** start of Available records **

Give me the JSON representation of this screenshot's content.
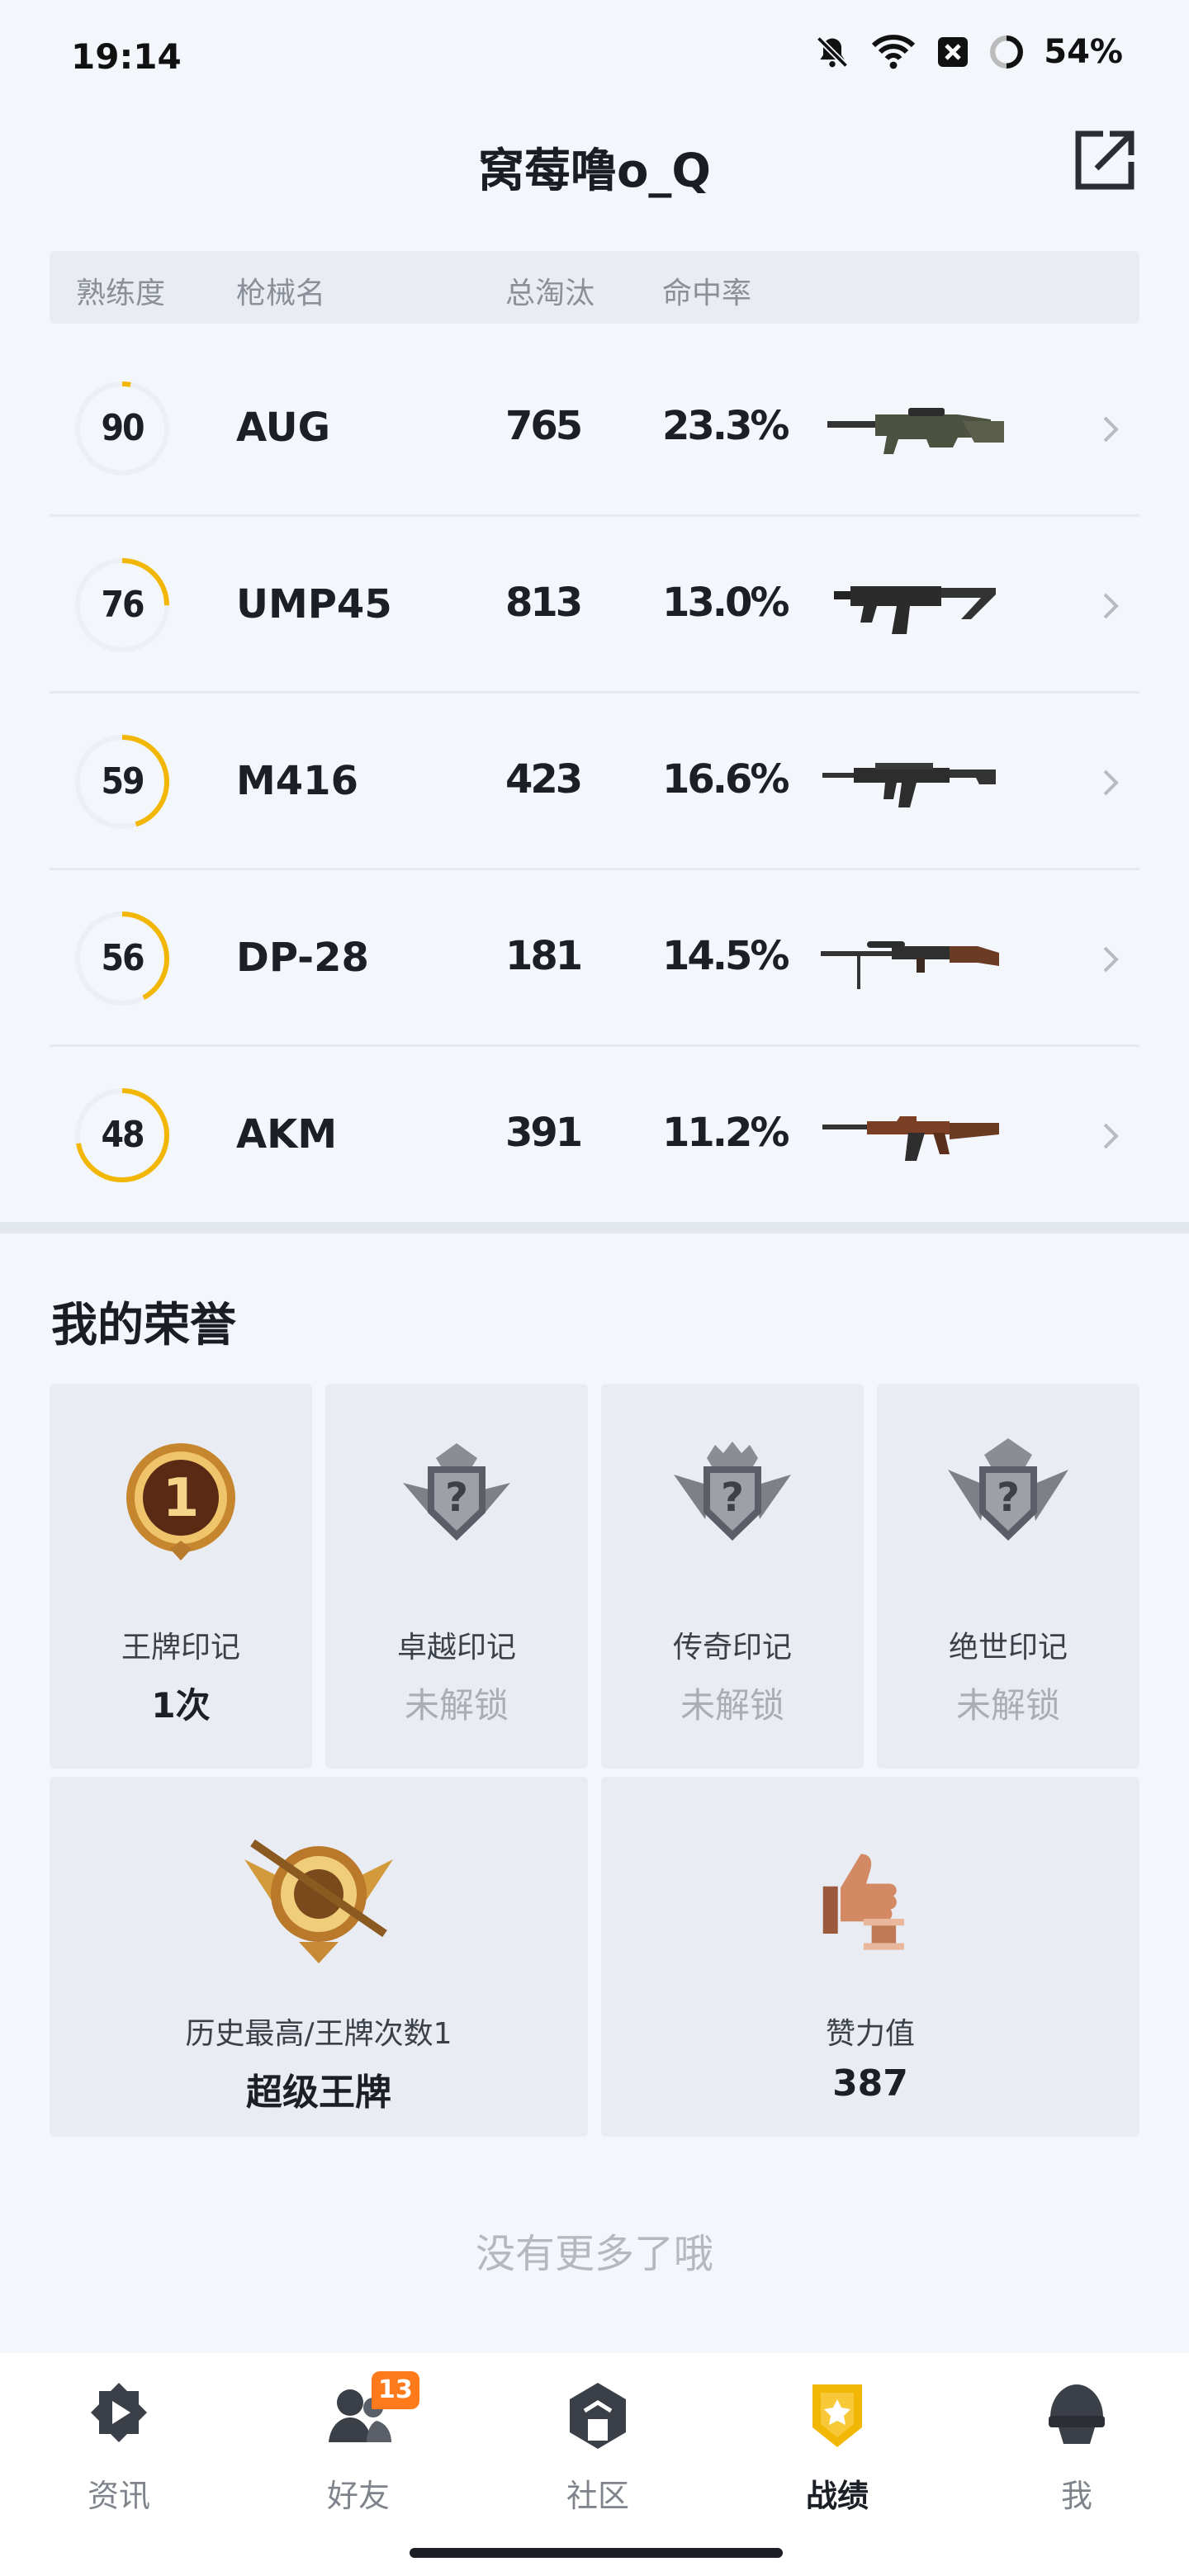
{
  "status": {
    "time": "19:14",
    "battery": "54%"
  },
  "header": {
    "title": "窝莓噜o_Q"
  },
  "table": {
    "headers": {
      "mastery": "熟练度",
      "weapon": "枪械名",
      "kills": "总淘汰",
      "accuracy": "命中率"
    },
    "rows": [
      {
        "mastery": "90",
        "mastery_pct": 0.03,
        "name": "AUG",
        "kills": "765",
        "accuracy": "23.3%",
        "gun_icon": "aug-rifle-icon"
      },
      {
        "mastery": "76",
        "mastery_pct": 0.25,
        "name": "UMP45",
        "kills": "813",
        "accuracy": "13.0%",
        "gun_icon": "smg-icon"
      },
      {
        "mastery": "59",
        "mastery_pct": 0.45,
        "name": "M416",
        "kills": "423",
        "accuracy": "16.6%",
        "gun_icon": "m416-rifle-icon"
      },
      {
        "mastery": "56",
        "mastery_pct": 0.42,
        "name": "DP-28",
        "kills": "181",
        "accuracy": "14.5%",
        "gun_icon": "lmg-icon"
      },
      {
        "mastery": "48",
        "mastery_pct": 0.72,
        "name": "AKM",
        "kills": "391",
        "accuracy": "11.2%",
        "gun_icon": "akm-rifle-icon"
      }
    ]
  },
  "honor": {
    "title": "我的荣誉",
    "badges": [
      {
        "label": "王牌印记",
        "value": "1次",
        "locked": false
      },
      {
        "label": "卓越印记",
        "value": "未解锁",
        "locked": true
      },
      {
        "label": "传奇印记",
        "value": "未解锁",
        "locked": true
      },
      {
        "label": "绝世印记",
        "value": "未解锁",
        "locked": true
      }
    ],
    "highest": {
      "label": "历史最高/王牌次数1",
      "value": "超级王牌"
    },
    "likes": {
      "label": "赞力值",
      "value": "387"
    }
  },
  "footer": {
    "no_more": "没有更多了哦"
  },
  "tabs": [
    {
      "label": "资讯",
      "icon": "news-icon"
    },
    {
      "label": "好友",
      "icon": "friends-icon",
      "badge": "13"
    },
    {
      "label": "社区",
      "icon": "community-icon"
    },
    {
      "label": "战绩",
      "icon": "record-icon",
      "active": true
    },
    {
      "label": "我",
      "icon": "profile-helmet-icon"
    }
  ],
  "colors": {
    "accent": "#f2b705",
    "ring_track": "#eceff3",
    "badge": "#ff7a1a"
  }
}
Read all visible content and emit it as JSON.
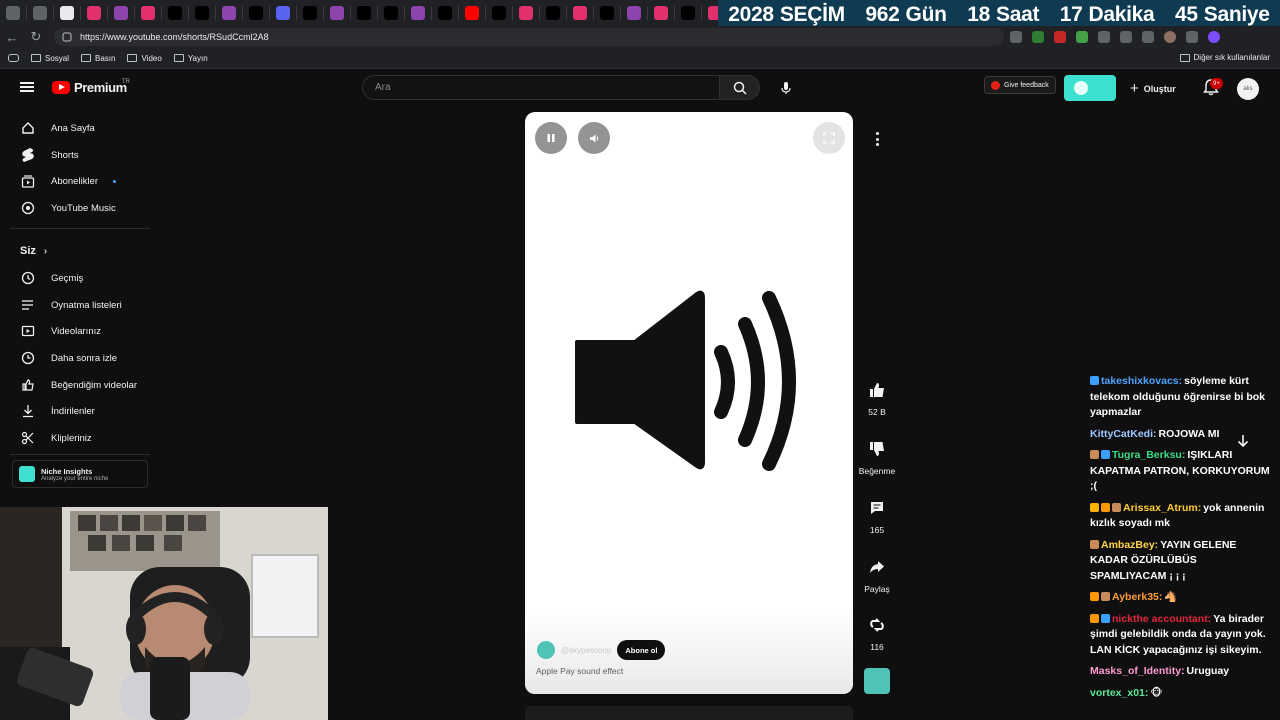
{
  "browser": {
    "url": "https://www.youtube.com/shorts/RSudCcml2A8",
    "bookmarks": [
      "Sosyal",
      "Basın",
      "Video",
      "Yayın"
    ],
    "other_bookmarks": "Diğer sık kullanılanlar"
  },
  "countdown": {
    "year": "2028",
    "label": "SEÇİM",
    "days_value": "962",
    "days_unit": "Gün",
    "hours_value": "18",
    "hours_unit": "Saat",
    "minutes_value": "17",
    "minutes_unit": "Dakika",
    "seconds_value": "45",
    "seconds_unit": "Saniye"
  },
  "header": {
    "logo_text": "Premium",
    "logo_region": "TR",
    "search_placeholder": "Ara",
    "feedback": "Give feedback",
    "create": "Oluştur",
    "notif_count": "9+",
    "avatar_text": "alıs"
  },
  "sidebar": {
    "items": [
      {
        "label": "Ana Sayfa",
        "icon": "home-icon"
      },
      {
        "label": "Shorts",
        "icon": "shorts-icon"
      },
      {
        "label": "Abonelikler",
        "icon": "subscriptions-icon"
      },
      {
        "label": "YouTube Music",
        "icon": "music-icon"
      }
    ],
    "you_heading": "Siz",
    "you_items": [
      {
        "label": "Geçmiş",
        "icon": "history-icon"
      },
      {
        "label": "Oynatma listeleri",
        "icon": "playlist-icon"
      },
      {
        "label": "Videolarınız",
        "icon": "your-videos-icon"
      },
      {
        "label": "Daha sonra izle",
        "icon": "watch-later-icon"
      },
      {
        "label": "Beğendiğim videolar",
        "icon": "liked-icon"
      },
      {
        "label": "İndirilenler",
        "icon": "download-icon"
      },
      {
        "label": "Klipleriniz",
        "icon": "clips-icon"
      }
    ],
    "niche_title": "Niche Insights",
    "niche_sub": "Analyze your entire niche"
  },
  "short": {
    "channel": "@skypescoop",
    "subscribe": "Abone ol",
    "title": "Apple Pay sound effect"
  },
  "actions": {
    "likes": "52 B",
    "dislike": "Beğenme",
    "comments": "165",
    "share": "Paylaş",
    "remix": "116"
  },
  "chat": [
    {
      "user": "takeshixkovacs:",
      "text": "söyleme kürt telekom olduğunu öğrenirse bi bok yapmazlar",
      "color": "#4fa3ff",
      "badges": [
        "#3aa0ff"
      ]
    },
    {
      "user": "KittyCatKedi:",
      "text": "ROJOWA MI",
      "color": "#9ec6ff",
      "badges": []
    },
    {
      "user": "Tugra_Berksu:",
      "text": "IŞIKLARI KAPATMA PATRON, KORKUYORUM ;(",
      "color": "#3ddc84",
      "badges": [
        "#c98a5a",
        "#3aa0ff"
      ]
    },
    {
      "user": "Arissax_Atrum:",
      "text": "yok annenin kızlık soyadı mk",
      "color": "#ffcc33",
      "badges": [
        "#ffb300",
        "#ff9800",
        "#c98a5a"
      ]
    },
    {
      "user": "AmbazBey:",
      "text": "YAYIN GELENE KADAR ÖZÜRLÜBÜS SPAMLIYACAM ¡ ¡ ¡",
      "color": "#ffd54a",
      "badges": [
        "#c98a5a"
      ]
    },
    {
      "user": "Ayberk35:",
      "text": "🐴",
      "color": "#ff9d3c",
      "badges": [
        "#ff9800",
        "#c98a5a"
      ]
    },
    {
      "user": "nickthe accountant:",
      "text": "Ya birader şimdi gelebildik onda da yayın yok. LAN KİCK yapacağınız işi sikeyim.",
      "color": "#e0273c",
      "badges": [
        "#ff9800",
        "#3aa0ff"
      ]
    },
    {
      "user": "Masks_of_Identity:",
      "text": "Uruguay",
      "color": "#ff9ad5",
      "badges": []
    },
    {
      "user": "vortex_x01:",
      "text": "🐵",
      "color": "#5ee89a",
      "badges": []
    }
  ]
}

** end of Available records **

• _Aim_:
Set the pictures aside and transcribe the data above exactly.

• _Result for this task_:
Give me the JSON representation of this screenshot's content.
{
  "status": {
    "time": "19:14",
    "battery": "54%"
  },
  "header": {
    "title": "窝莓噜o_Q"
  },
  "table": {
    "headers": {
      "mastery": "熟练度",
      "weapon": "枪械名",
      "kills": "总淘汰",
      "accuracy": "命中率"
    },
    "rows": [
      {
        "mastery": "90",
        "mastery_pct": 0.03,
        "name": "AUG",
        "kills": "765",
        "accuracy": "23.3%",
        "gun_icon": "aug-rifle-icon"
      },
      {
        "mastery": "76",
        "mastery_pct": 0.25,
        "name": "UMP45",
        "kills": "813",
        "accuracy": "13.0%",
        "gun_icon": "smg-icon"
      },
      {
        "mastery": "59",
        "mastery_pct": 0.45,
        "name": "M416",
        "kills": "423",
        "accuracy": "16.6%",
        "gun_icon": "m416-rifle-icon"
      },
      {
        "mastery": "56",
        "mastery_pct": 0.42,
        "name": "DP-28",
        "kills": "181",
        "accuracy": "14.5%",
        "gun_icon": "lmg-icon"
      },
      {
        "mastery": "48",
        "mastery_pct": 0.72,
        "name": "AKM",
        "kills": "391",
        "accuracy": "11.2%",
        "gun_icon": "akm-rifle-icon"
      }
    ]
  },
  "honor": {
    "title": "我的荣誉",
    "badges": [
      {
        "label": "王牌印记",
        "value": "1次",
        "locked": false
      },
      {
        "label": "卓越印记",
        "value": "未解锁",
        "locked": true
      },
      {
        "label": "传奇印记",
        "value": "未解锁",
        "locked": true
      },
      {
        "label": "绝世印记",
        "value": "未解锁",
        "locked": true
      }
    ],
    "highest": {
      "label": "历史最高/王牌次数1",
      "value": "超级王牌"
    },
    "likes": {
      "label": "赞力值",
      "value": "387"
    }
  },
  "footer": {
    "no_more": "没有更多了哦"
  },
  "tabs": [
    {
      "label": "资讯",
      "icon": "news-icon"
    },
    {
      "label": "好友",
      "icon": "friends-icon",
      "badge": "13"
    },
    {
      "label": "社区",
      "icon": "community-icon"
    },
    {
      "label": "战绩",
      "icon": "record-icon",
      "active": true
    },
    {
      "label": "我",
      "icon": "profile-helmet-icon"
    }
  ],
  "colors": {
    "accent": "#f2b705",
    "ring_track": "#eceff3",
    "badge": "#ff7a1a"
  }
}
Read all visible content and emit it as JSON.
{
  "browser": {
    "url": "https://www.youtube.com/shorts/RSudCcml2A8",
    "bookmarks": [
      "Sosyal",
      "Basın",
      "Video",
      "Yayın"
    ],
    "other_bookmarks": "Diğer sık kullanılanlar"
  },
  "countdown": {
    "year": "2028",
    "label": "SEÇİM",
    "days_value": "962",
    "days_unit": "Gün",
    "hours_value": "18",
    "hours_unit": "Saat",
    "minutes_value": "17",
    "minutes_unit": "Dakika",
    "seconds_value": "45",
    "seconds_unit": "Saniye"
  },
  "header": {
    "logo_text": "Premium",
    "logo_region": "TR",
    "search_placeholder": "Ara",
    "feedback": "Give feedback",
    "create": "Oluştur",
    "notif_count": "9+",
    "avatar_text": "alıs"
  },
  "sidebar": {
    "items": [
      {
        "label": "Ana Sayfa",
        "icon": "home-icon"
      },
      {
        "label": "Shorts",
        "icon": "shorts-icon"
      },
      {
        "label": "Abonelikler",
        "icon": "subscriptions-icon"
      },
      {
        "label": "YouTube Music",
        "icon": "music-icon"
      }
    ],
    "you_heading": "Siz",
    "you_items": [
      {
        "label": "Geçmiş",
        "icon": "history-icon"
      },
      {
        "label": "Oynatma listeleri",
        "icon": "playlist-icon"
      },
      {
        "label": "Videolarınız",
        "icon": "your-videos-icon"
      },
      {
        "label": "Daha sonra izle",
        "icon": "watch-later-icon"
      },
      {
        "label": "Beğendiğim videolar",
        "icon": "liked-icon"
      },
      {
        "label": "İndirilenler",
        "icon": "download-icon"
      },
      {
        "label": "Klipleriniz",
        "icon": "clips-icon"
      }
    ],
    "niche_title": "Niche Insights",
    "niche_sub": "Analyze your entire niche"
  },
  "short": {
    "channel": "@skypescoop",
    "subscribe": "Abone ol",
    "title": "Apple Pay sound effect"
  },
  "actions": {
    "likes": "52 B",
    "dislike": "Beğenme",
    "comments": "165",
    "share": "Paylaş",
    "remix": "116"
  },
  "chat": [
    {
      "user": "takeshixkovacs:",
      "text": "söyleme kürt telekom olduğunu öğrenirse bi bok yapmazlar",
      "color": "#4fa3ff",
      "badges": [
        "#3aa0ff"
      ]
    },
    {
      "user": "KittyCatKedi:",
      "text": "ROJOWA MI",
      "color": "#9ec6ff",
      "badges": []
    },
    {
      "user": "Tugra_Berksu:",
      "text": "IŞIKLARI KAPATMA PATRON, KORKUYORUM ;(",
      "color": "#3ddc84",
      "badges": [
        "#c98a5a",
        "#3aa0ff"
      ]
    },
    {
      "user": "Arissax_Atrum:",
      "text": "yok annenin kızlık soyadı mk",
      "color": "#ffcc33",
      "badges": [
        "#ffb300",
        "#ff9800",
        "#c98a5a"
      ]
    },
    {
      "user": "AmbazBey:",
      "text": "YAYIN GELENE KADAR ÖZÜRLÜBÜS SPAMLIYACAM ¡ ¡ ¡",
      "color": "#ffd54a",
      "badges": [
        "#c98a5a"
      ]
    },
    {
      "user": "Ayberk35:",
      "text": "🐴",
      "color": "#ff9d3c",
      "badges": [
        "#ff9800",
        "#c98a5a"
      ]
    },
    {
      "user": "nickthe accountant:",
      "text": "Ya birader şimdi gelebildik onda da yayın yok. LAN KİCK yapacağınız işi sikeyim.",
      "color": "#e0273c",
      "badges": [
        "#ff9800",
        "#3aa0ff"
      ]
    },
    {
      "user": "Masks_of_Identity:",
      "text": "Uruguay",
      "color": "#ff9ad5",
      "badges": []
    },
    {
      "user": "vortex_x01:",
      "text": "🐵",
      "color": "#5ee89a",
      "badges": []
    }
  ]
}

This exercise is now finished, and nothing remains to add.